_Instructions to follow:_
Gather each line containing the string "fill" from these entries.

_Input for this task:_
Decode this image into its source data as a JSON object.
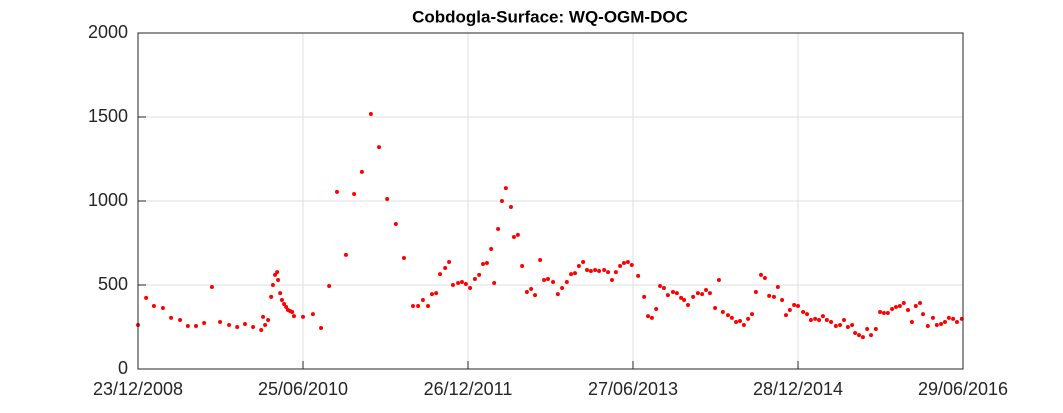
{
  "chart_data": {
    "type": "scatter",
    "title": "Cobdogla-Surface: WQ-OGM-DOC",
    "color": "#ff0000",
    "grid": true,
    "xlim": [
      "2008-12-23",
      "2016-06-29"
    ],
    "xticks": [
      {
        "value": "2008-12-23",
        "label": "23/12/2008"
      },
      {
        "value": "2010-06-25",
        "label": "25/06/2010"
      },
      {
        "value": "2011-12-26",
        "label": "26/12/2011"
      },
      {
        "value": "2013-06-27",
        "label": "27/06/2013"
      },
      {
        "value": "2014-12-28",
        "label": "28/12/2014"
      },
      {
        "value": "2016-06-29",
        "label": "29/06/2016"
      }
    ],
    "ylim": [
      0,
      2000
    ],
    "yticks": [
      0,
      500,
      1000,
      1500,
      2000
    ],
    "x": [
      "2008-12-23",
      "2009-01-19",
      "2009-02-14",
      "2009-03-16",
      "2009-04-12",
      "2009-05-12",
      "2009-06-07",
      "2009-07-04",
      "2009-07-31",
      "2009-08-26",
      "2009-09-22",
      "2009-10-22",
      "2009-11-18",
      "2009-12-14",
      "2010-01-10",
      "2010-02-06",
      "2010-02-12",
      "2010-02-19",
      "2010-03-01",
      "2010-03-11",
      "2010-03-17",
      "2010-03-24",
      "2010-03-31",
      "2010-04-03",
      "2010-04-10",
      "2010-04-16",
      "2010-04-23",
      "2010-04-30",
      "2010-05-06",
      "2010-05-13",
      "2010-05-20",
      "2010-05-26",
      "2010-06-25",
      "2010-07-28",
      "2010-08-24",
      "2010-09-20",
      "2010-10-16",
      "2010-11-15",
      "2010-12-12",
      "2011-01-07",
      "2011-02-06",
      "2011-03-05",
      "2011-04-01",
      "2011-04-30",
      "2011-05-27",
      "2011-06-26",
      "2011-07-13",
      "2011-07-29",
      "2011-08-15",
      "2011-08-28",
      "2011-09-11",
      "2011-09-24",
      "2011-10-11",
      "2011-10-24",
      "2011-11-06",
      "2011-11-23",
      "2011-12-06",
      "2011-12-19",
      "2012-01-02",
      "2012-01-18",
      "2012-02-01",
      "2012-02-14",
      "2012-02-27",
      "2012-03-12",
      "2012-03-22",
      "2012-04-04",
      "2012-04-17",
      "2012-04-30",
      "2012-05-17",
      "2012-05-27",
      "2012-06-09",
      "2012-06-23",
      "2012-07-09",
      "2012-07-23",
      "2012-08-05",
      "2012-08-22",
      "2012-09-04",
      "2012-09-17",
      "2012-10-04",
      "2012-10-20",
      "2012-11-03",
      "2012-11-19",
      "2012-12-03",
      "2012-12-16",
      "2012-12-29",
      "2013-01-12",
      "2013-01-25",
      "2013-02-07",
      "2013-02-21",
      "2013-03-06",
      "2013-03-23",
      "2013-04-05",
      "2013-04-18",
      "2013-05-01",
      "2013-05-15",
      "2013-05-28",
      "2013-06-10",
      "2013-06-23",
      "2013-07-14",
      "2013-08-03",
      "2013-08-16",
      "2013-08-29",
      "2013-09-12",
      "2013-09-25",
      "2013-10-08",
      "2013-10-21",
      "2013-11-07",
      "2013-11-20",
      "2013-12-04",
      "2013-12-14",
      "2013-12-27",
      "2014-01-13",
      "2014-01-29",
      "2014-02-12",
      "2014-02-25",
      "2014-03-10",
      "2014-03-27",
      "2014-04-09",
      "2014-04-22",
      "2014-05-09",
      "2014-05-22",
      "2014-06-05",
      "2014-06-18",
      "2014-07-01",
      "2014-07-15",
      "2014-07-28",
      "2014-08-10",
      "2014-08-27",
      "2014-09-09",
      "2014-09-23",
      "2014-10-09",
      "2014-10-22",
      "2014-11-05",
      "2014-11-18",
      "2014-12-01",
      "2014-12-15",
      "2014-12-28",
      "2015-01-14",
      "2015-01-27",
      "2015-02-09",
      "2015-02-23",
      "2015-03-08",
      "2015-03-21",
      "2015-04-03",
      "2015-04-17",
      "2015-05-03",
      "2015-05-17",
      "2015-05-30",
      "2015-06-12",
      "2015-06-26",
      "2015-07-06",
      "2015-07-19",
      "2015-08-01",
      "2015-08-15",
      "2015-08-28",
      "2015-09-13",
      "2015-09-27",
      "2015-10-10",
      "2015-10-23",
      "2015-11-06",
      "2015-11-19",
      "2015-12-02",
      "2015-12-15",
      "2015-12-29",
      "2016-01-11",
      "2016-01-24",
      "2016-02-07",
      "2016-02-17",
      "2016-03-04",
      "2016-03-21",
      "2016-04-03",
      "2016-04-17",
      "2016-04-30",
      "2016-05-13",
      "2016-05-27",
      "2016-06-09",
      "2016-06-25"
    ],
    "values": [
      262,
      423,
      375,
      363,
      304,
      292,
      256,
      256,
      274,
      488,
      280,
      262,
      250,
      268,
      250,
      232,
      310,
      262,
      292,
      429,
      500,
      560,
      577,
      530,
      452,
      411,
      387,
      369,
      351,
      345,
      339,
      315,
      310,
      327,
      244,
      494,
      1054,
      679,
      1042,
      1173,
      1518,
      1321,
      1012,
      863,
      661,
      375,
      375,
      411,
      375,
      446,
      452,
      565,
      601,
      637,
      500,
      512,
      518,
      506,
      482,
      536,
      560,
      625,
      631,
      714,
      512,
      833,
      1000,
      1077,
      964,
      786,
      798,
      613,
      458,
      476,
      440,
      649,
      530,
      536,
      518,
      446,
      482,
      518,
      565,
      571,
      613,
      637,
      589,
      583,
      589,
      583,
      589,
      577,
      530,
      577,
      613,
      631,
      637,
      619,
      554,
      429,
      315,
      304,
      357,
      494,
      482,
      440,
      458,
      452,
      423,
      411,
      381,
      429,
      452,
      446,
      470,
      452,
      363,
      530,
      339,
      321,
      304,
      280,
      286,
      262,
      298,
      327,
      458,
      560,
      542,
      435,
      429,
      488,
      411,
      321,
      351,
      381,
      375,
      339,
      327,
      292,
      298,
      292,
      315,
      292,
      280,
      256,
      262,
      292,
      250,
      262,
      214,
      202,
      190,
      238,
      202,
      238,
      339,
      333,
      333,
      357,
      369,
      375,
      393,
      351,
      280,
      375,
      393,
      327,
      256,
      304,
      262,
      268,
      280,
      304,
      298,
      280,
      298
    ]
  }
}
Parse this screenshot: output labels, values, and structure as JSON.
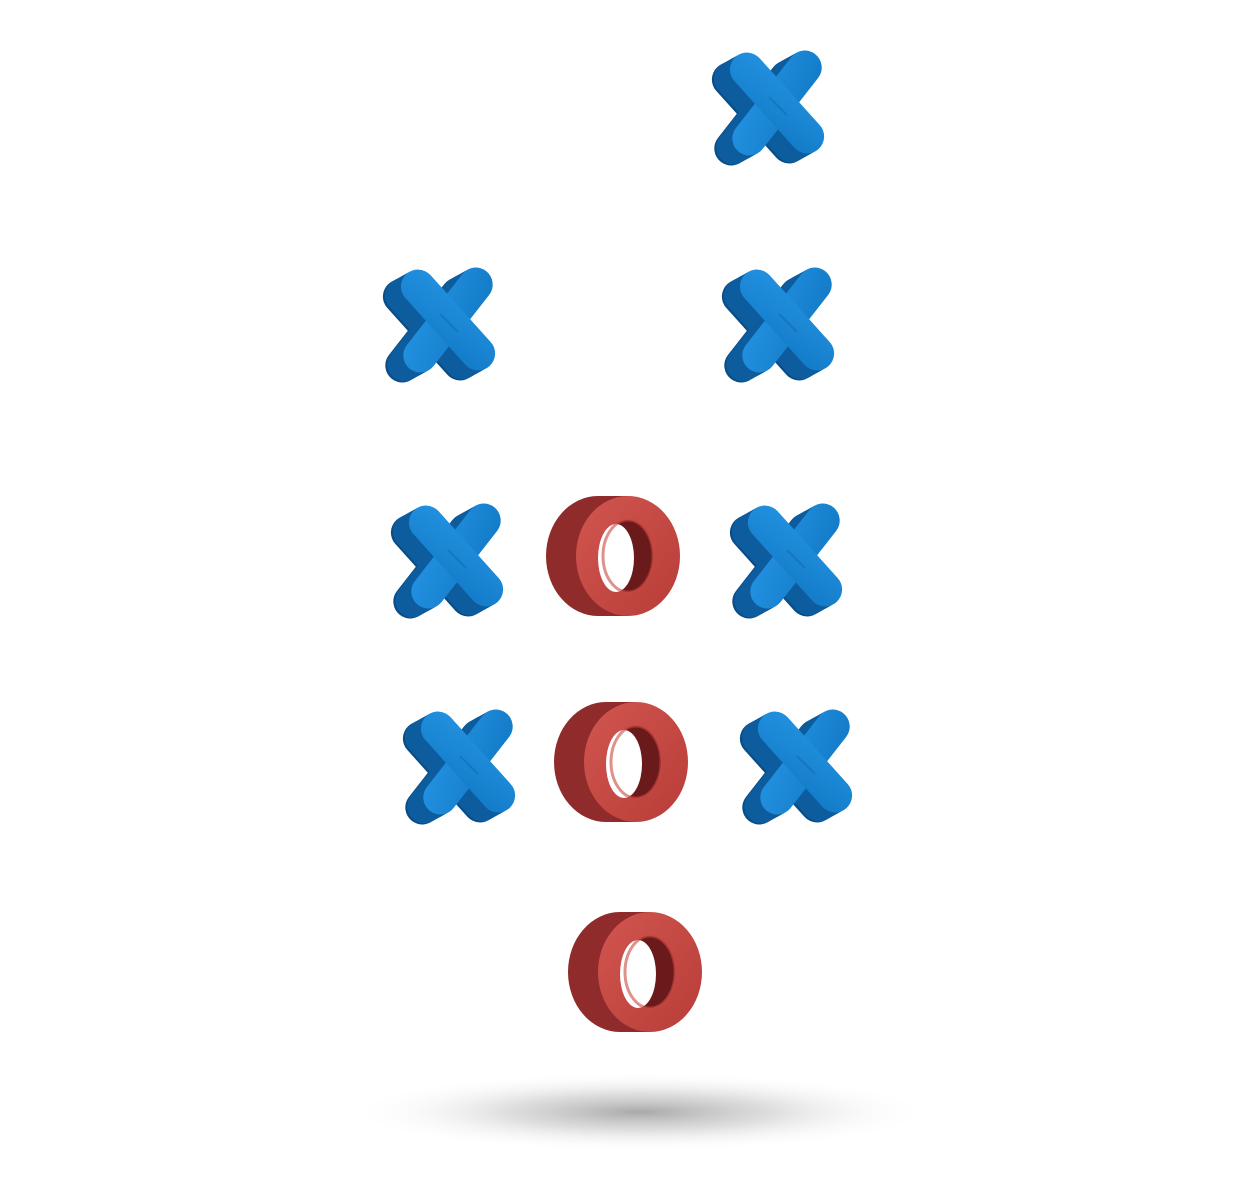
{
  "pieces": [
    {
      "type": "X",
      "column": 3,
      "row": 1
    },
    {
      "type": "X",
      "column": 1,
      "row": 2
    },
    {
      "type": "X",
      "column": 3,
      "row": 2
    },
    {
      "type": "X",
      "column": 1,
      "row": 3
    },
    {
      "type": "O",
      "column": 2,
      "row": 3
    },
    {
      "type": "X",
      "column": 3,
      "row": 3
    },
    {
      "type": "X",
      "column": 1,
      "row": 4
    },
    {
      "type": "O",
      "column": 2,
      "row": 4
    },
    {
      "type": "X",
      "column": 3,
      "row": 4
    },
    {
      "type": "O",
      "column": 2,
      "row": 5
    }
  ],
  "colors": {
    "x_top": "#1a86d6",
    "x_side": "#0d5c9e",
    "x_shade": "#0a4d86",
    "o_top": "#c94840",
    "o_side": "#8f2b2a",
    "o_inner": "#6a1a1b",
    "shadow": "#9a9a9a",
    "background": "#ffffff"
  },
  "icons": {
    "X": "x-piece-icon",
    "O": "o-piece-icon",
    "shadow": "ground-shadow"
  }
}
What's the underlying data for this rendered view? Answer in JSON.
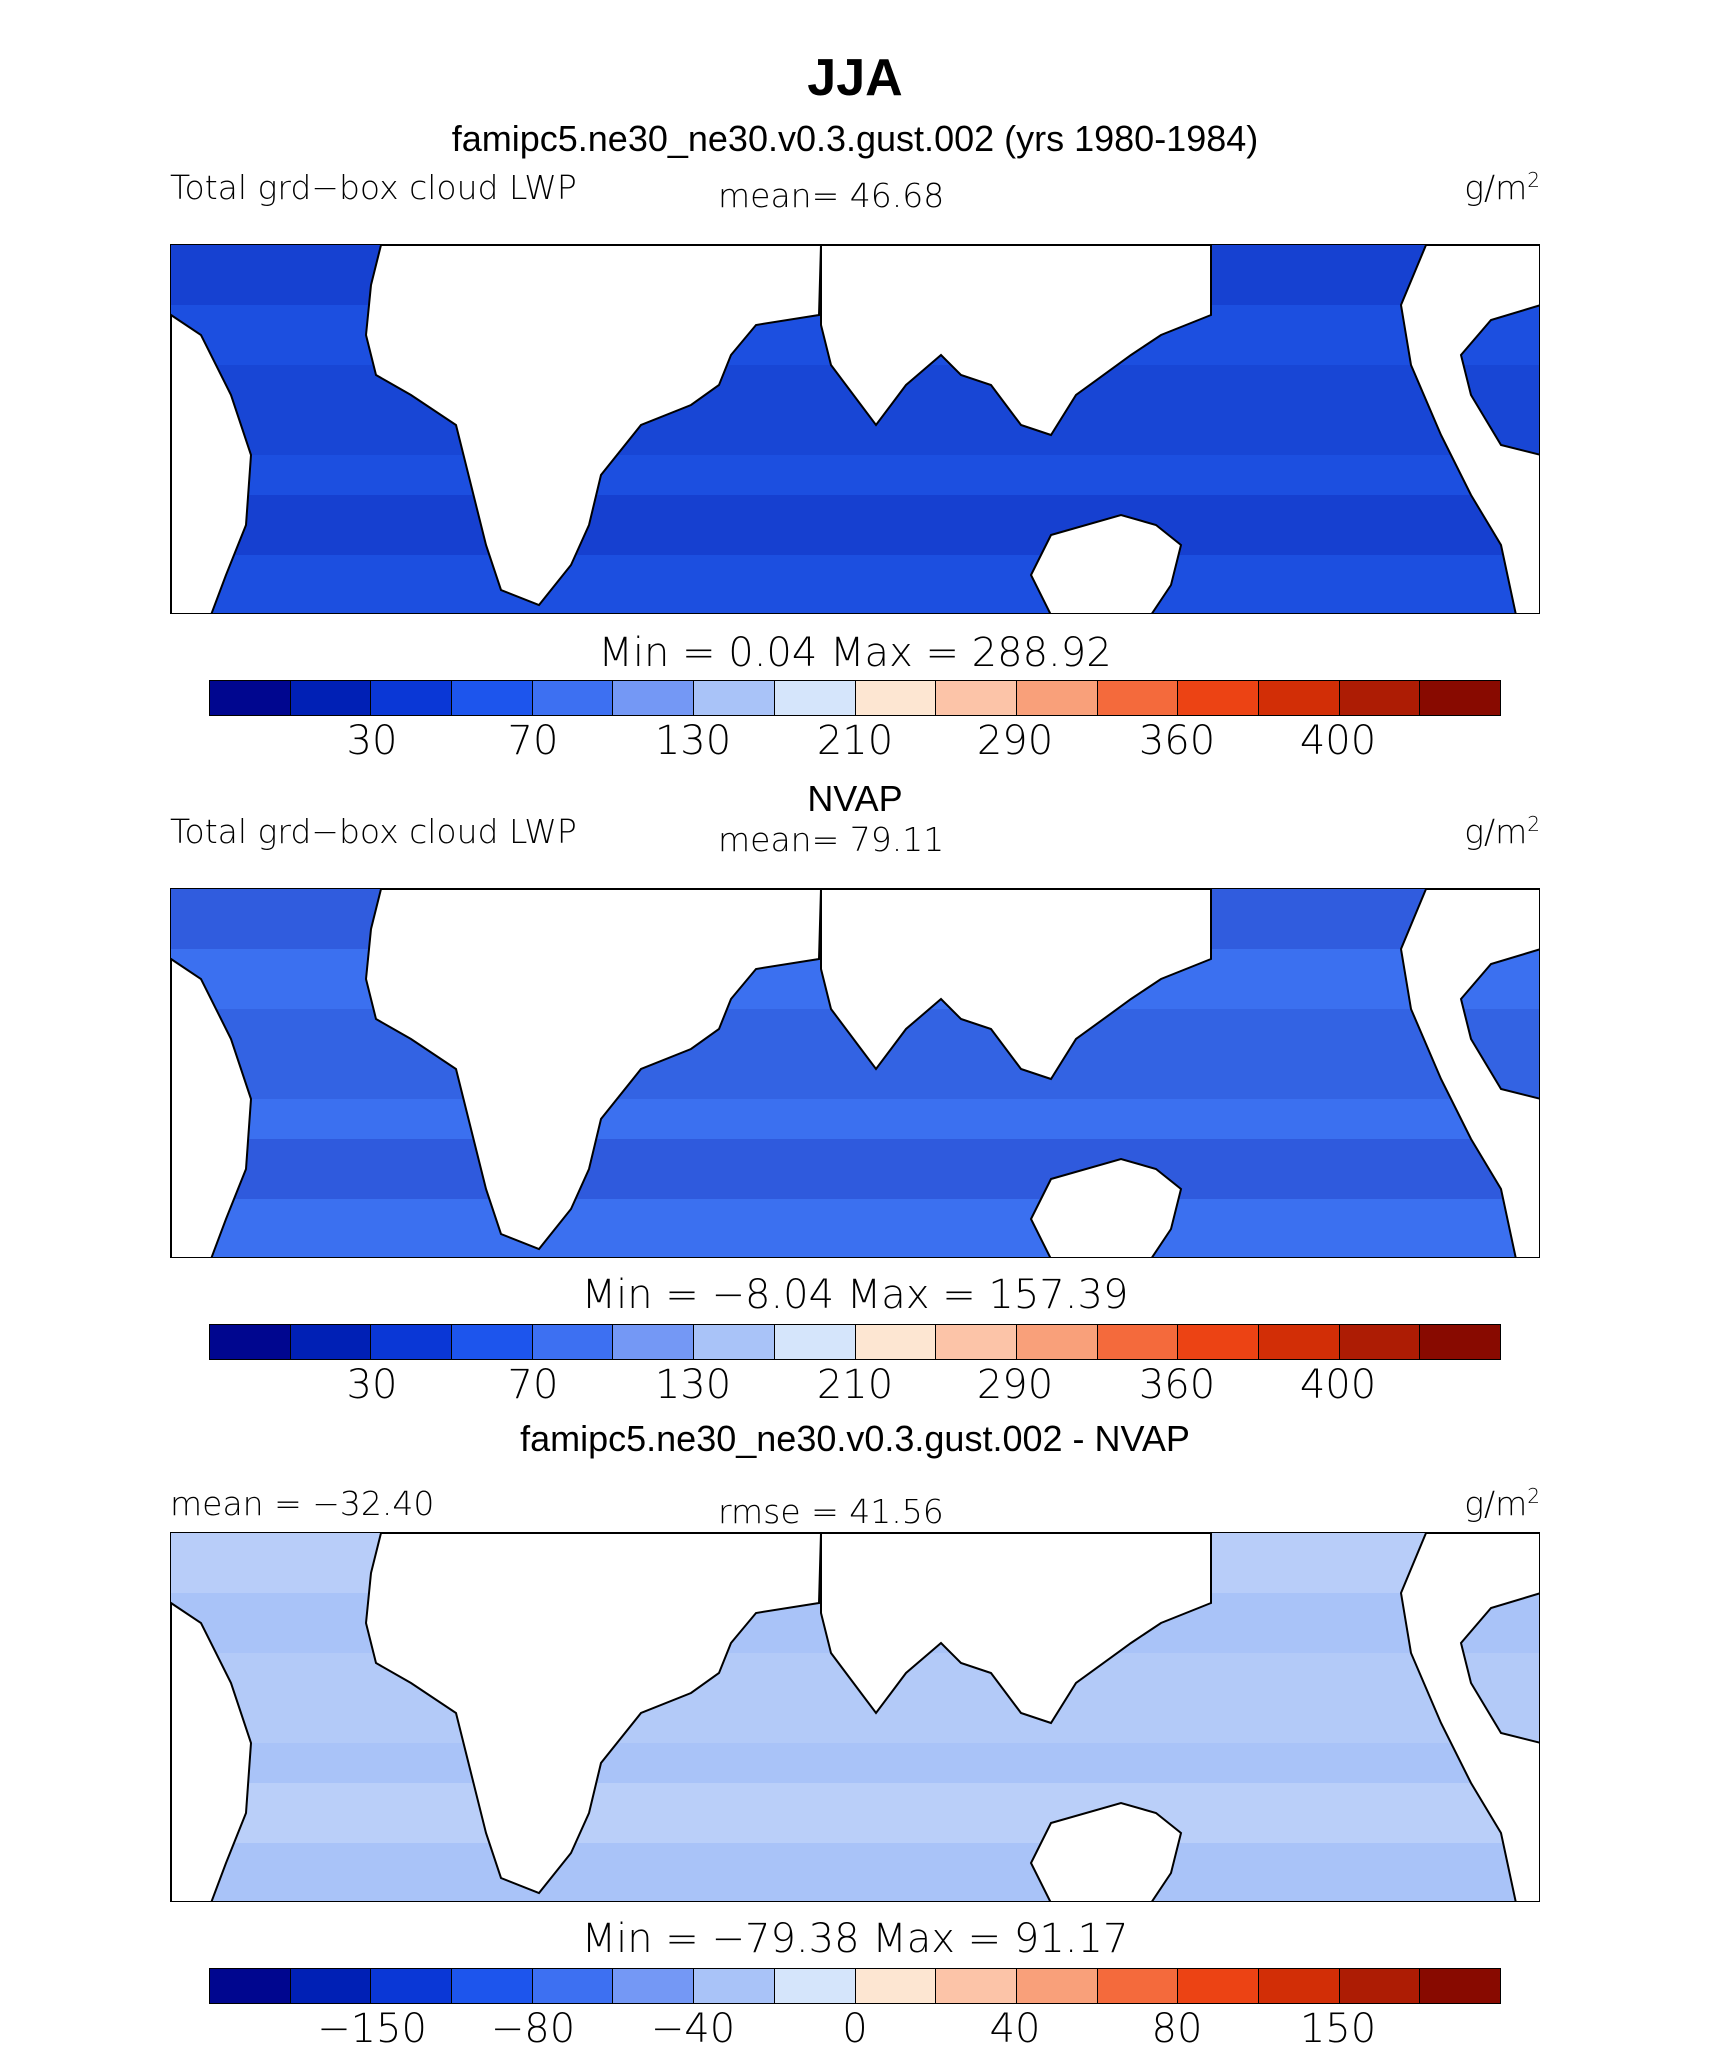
{
  "title": "JJA",
  "panels": [
    {
      "id": "model",
      "heading": "famipc5.ne30_ne30.v0.3.gust.002 (yrs 1980-1984)",
      "left_label": "Total grd−box cloud LWP",
      "center_label": "mean=  46.68",
      "units_base": "g/m",
      "units_exp": "2",
      "minmax": "Min =    0.04  Max =  288.92",
      "ticks": [
        "30",
        "70",
        "130",
        "210",
        "290",
        "360",
        "400"
      ],
      "fill": "#1c4fe0",
      "land_color": "#ffffff"
    },
    {
      "id": "obs",
      "heading": "NVAP",
      "left_label": "Total grd−box cloud LWP",
      "center_label": "mean=  79.11",
      "units_base": "g/m",
      "units_exp": "2",
      "minmax": "Min =   −8.04  Max =  157.39",
      "ticks": [
        "30",
        "70",
        "130",
        "210",
        "290",
        "360",
        "400"
      ],
      "fill": "#3b70f0",
      "land_color": "#ffffff"
    },
    {
      "id": "diff",
      "heading": "famipc5.ne30_ne30.v0.3.gust.002 - NVAP",
      "left_label": "mean = −32.40",
      "center_label": "rmse =  41.56",
      "units_base": "g/m",
      "units_exp": "2",
      "minmax": "Min = −79.38  Max =   91.17",
      "ticks": [
        "−150",
        "−80",
        "−40",
        "0",
        "40",
        "80",
        "150"
      ],
      "fill": "#a9c3f8",
      "land_color": "#ffffff"
    }
  ],
  "colorbar": [
    "#00068f",
    "#0020b5",
    "#0a37d6",
    "#1d55ed",
    "#3d70f2",
    "#7498f5",
    "#a9c3f8",
    "#d5e5fb",
    "#fde6d2",
    "#fcc4a8",
    "#f9a07a",
    "#f46a3c",
    "#ec4314",
    "#d22e06",
    "#ad1c04",
    "#880a00"
  ]
}
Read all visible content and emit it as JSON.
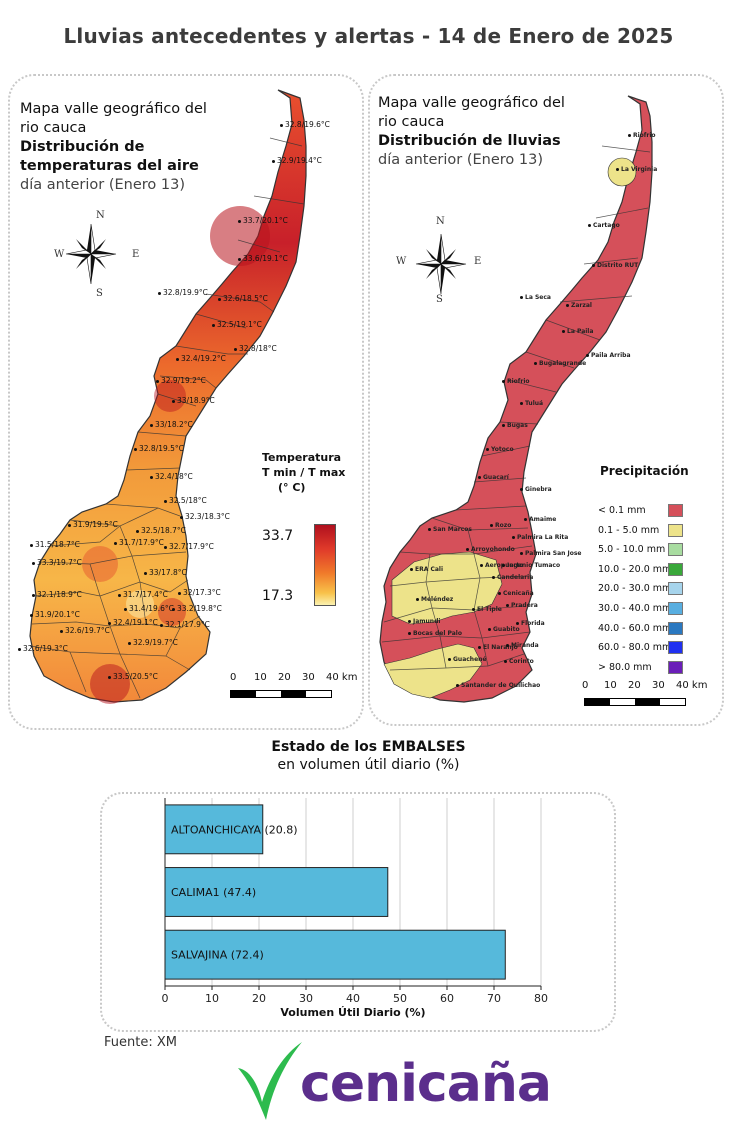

_Output for this exercise:_
      "fill": "#1c4fe0",
      "fill": "#3b70f0",
      "fill": "#a9c3f8",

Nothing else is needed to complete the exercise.